═════ Input for this task
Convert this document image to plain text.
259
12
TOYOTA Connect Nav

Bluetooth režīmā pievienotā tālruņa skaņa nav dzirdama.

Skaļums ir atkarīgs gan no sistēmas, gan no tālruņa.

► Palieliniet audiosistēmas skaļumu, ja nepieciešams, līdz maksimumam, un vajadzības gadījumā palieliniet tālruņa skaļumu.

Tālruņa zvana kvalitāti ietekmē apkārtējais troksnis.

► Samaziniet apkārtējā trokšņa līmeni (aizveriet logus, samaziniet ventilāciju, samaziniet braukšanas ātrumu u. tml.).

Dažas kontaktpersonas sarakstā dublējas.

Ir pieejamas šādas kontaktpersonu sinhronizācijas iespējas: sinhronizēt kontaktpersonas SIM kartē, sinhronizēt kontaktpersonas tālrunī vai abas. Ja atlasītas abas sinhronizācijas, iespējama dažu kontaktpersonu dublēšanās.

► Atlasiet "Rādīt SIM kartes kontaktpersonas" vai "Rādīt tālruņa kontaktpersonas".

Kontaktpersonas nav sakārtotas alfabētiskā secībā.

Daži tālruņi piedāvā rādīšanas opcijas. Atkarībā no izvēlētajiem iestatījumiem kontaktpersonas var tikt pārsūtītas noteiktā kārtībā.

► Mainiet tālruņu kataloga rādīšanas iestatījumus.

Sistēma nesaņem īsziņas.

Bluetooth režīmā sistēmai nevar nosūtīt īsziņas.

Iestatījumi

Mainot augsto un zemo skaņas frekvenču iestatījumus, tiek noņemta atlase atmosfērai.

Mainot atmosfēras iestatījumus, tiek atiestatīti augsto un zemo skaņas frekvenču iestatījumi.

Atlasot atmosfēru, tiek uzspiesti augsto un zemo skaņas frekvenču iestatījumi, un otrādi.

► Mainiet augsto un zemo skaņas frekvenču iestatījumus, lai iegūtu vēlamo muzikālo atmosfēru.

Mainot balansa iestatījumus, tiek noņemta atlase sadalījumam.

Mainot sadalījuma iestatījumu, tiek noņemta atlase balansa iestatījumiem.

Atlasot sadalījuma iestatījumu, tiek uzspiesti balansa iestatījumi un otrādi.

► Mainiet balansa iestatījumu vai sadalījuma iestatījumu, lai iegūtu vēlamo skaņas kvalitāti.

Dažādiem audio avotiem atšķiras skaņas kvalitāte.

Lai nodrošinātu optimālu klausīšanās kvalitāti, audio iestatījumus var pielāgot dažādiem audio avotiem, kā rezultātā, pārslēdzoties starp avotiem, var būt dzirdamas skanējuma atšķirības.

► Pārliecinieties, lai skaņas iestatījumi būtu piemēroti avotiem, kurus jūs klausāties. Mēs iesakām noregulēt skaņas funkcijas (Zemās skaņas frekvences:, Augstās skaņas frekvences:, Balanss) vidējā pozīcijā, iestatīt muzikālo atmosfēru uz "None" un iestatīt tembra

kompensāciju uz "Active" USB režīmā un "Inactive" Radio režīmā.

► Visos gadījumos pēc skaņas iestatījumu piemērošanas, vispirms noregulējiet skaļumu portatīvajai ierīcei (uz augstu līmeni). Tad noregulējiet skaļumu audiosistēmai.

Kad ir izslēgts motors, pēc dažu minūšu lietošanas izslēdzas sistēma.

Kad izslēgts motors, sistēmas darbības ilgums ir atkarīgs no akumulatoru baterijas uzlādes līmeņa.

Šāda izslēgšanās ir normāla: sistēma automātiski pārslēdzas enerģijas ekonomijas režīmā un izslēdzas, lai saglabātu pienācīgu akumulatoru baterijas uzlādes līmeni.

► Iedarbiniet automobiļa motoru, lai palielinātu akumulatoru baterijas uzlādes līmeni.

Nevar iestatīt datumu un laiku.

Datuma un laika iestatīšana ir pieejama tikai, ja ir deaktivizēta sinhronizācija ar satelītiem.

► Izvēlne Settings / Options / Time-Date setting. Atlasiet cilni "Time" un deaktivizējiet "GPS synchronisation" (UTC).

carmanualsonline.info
══════════
Problem →
Restate each record word for word.

Complete answer →
Convert this document image to plain text.
259
12
TOYOTA Connect Nav

Bluetooth režīmā pievienotā tālruņa skaņa nav dzirdama.

Skaļums ir atkarīgs gan no sistēmas, gan no tālruņa.

► Palieliniet audiosistēmas skaļumu, ja nepieciešams, līdz maksimumam, un vajadzības gadījumā palieliniet tālruņa skaļumu.

Tālruņa zvana kvalitāti ietekmē apkārtējais troksnis.

► Samaziniet apkārtējā trokšņa līmeni (aizveriet logus, samaziniet ventilāciju, samaziniet braukšanas ātrumu u. tml.).

Dažas kontaktpersonas sarakstā dublējas.

Ir pieejamas šādas kontaktpersonu sinhronizācijas iespējas: sinhronizēt kontaktpersonas SIM kartē, sinhronizēt kontaktpersonas tālrunī vai abas. Ja atlasītas abas sinhronizācijas, iespējama dažu kontaktpersonu dublēšanās.

► Atlasiet "Rādīt SIM kartes kontaktpersonas" vai "Rādīt tālruņa kontaktpersonas".

Kontaktpersonas nav sakārtotas alfabētiskā secībā.

Daži tālruņi piedāvā rādīšanas opcijas. Atkarībā no izvēlētajiem iestatījumiem kontaktpersonas var tikt pārsūtītas noteiktā kārtībā.

► Mainiet tālruņu kataloga rādīšanas iestatījumus.

Sistēma nesaņem īsziņas.

Bluetooth režīmā sistēmai nevar nosūtīt īsziņas.

Iestatījumi

Mainot augsto un zemo skaņas frekvenču iestatījumus, tiek noņemta atlase atmosfērai.

Mainot atmosfēras iestatījumus, tiek atiestatīti augsto un zemo skaņas frekvenču iestatījumi.

Atlasot atmosfēru, tiek uzspiesti augsto un zemo skaņas frekvenču iestatījumi, un otrādi.

► Mainiet augsto un zemo skaņas frekvenču iestatījumus, lai iegūtu vēlamo muzikālo atmosfēru.

Mainot balansa iestatījumus, tiek noņemta atlase sadalījumam.

Mainot sadalījuma iestatījumu, tiek noņemta atlase balansa iestatījumiem.

Atlasot sadalījuma iestatījumu, tiek uzspiesti balansa iestatījumi un otrādi.

► Mainiet balansa iestatījumu vai sadalījuma iestatījumu, lai iegūtu vēlamo skaņas kvalitāti.

Dažādiem audio avotiem atšķiras skaņas kvalitāte.

Lai nodrošinātu optimālu klausīšanās kvalitāti, audio iestatījumus var pielāgot dažādiem audio avotiem, kā rezultātā, pārslēdzoties starp avotiem, var būt dzirdamas skanējuma atšķirības.

► Pārliecinieties, lai skaņas iestatījumi būtu piemēroti avotiem, kurus jūs klausāties. Mēs iesakām noregulēt skaņas funkcijas (Zemās skaņas frekvences:, Augstās skaņas frekvences:, Balanss) vidējā pozīcijā, iestatīt muzikālo atmosfēru uz "None" un iestatīt tembra

kompensāciju uz "Active" USB režīmā un "Inactive" Radio režīmā.

► Visos gadījumos pēc skaņas iestatījumu piemērošanas, vispirms noregulējiet skaļumu portatīvajai ierīcei (uz augstu līmeni). Tad noregulējiet skaļumu audiosistēmai.

Kad ir izslēgts motors, pēc dažu minūšu lietošanas izslēdzas sistēma.

Kad izslēgts motors, sistēmas darbības ilgums ir atkarīgs no akumulatoru baterijas uzlādes līmeņa.

Šāda izslēgšanās ir normāla: sistēma automātiski pārslēdzas enerģijas ekonomijas režīmā un izslēdzas, lai saglabātu pienācīgu akumulatoru baterijas uzlādes līmeni.

► Iedarbiniet automobiļa motoru, lai palielinātu akumulatoru baterijas uzlādes līmeni.

Nevar iestatīt datumu un laiku.

Datuma un laika iestatīšana ir pieejama tikai, ja ir deaktivizēta sinhronizācija ar satelītiem.

► Izvēlne Settings / Options / Time-Date setting. Atlasiet cilni "Time" un deaktivizējiet "GPS synchronisation" (UTC).

carmanualsonline.info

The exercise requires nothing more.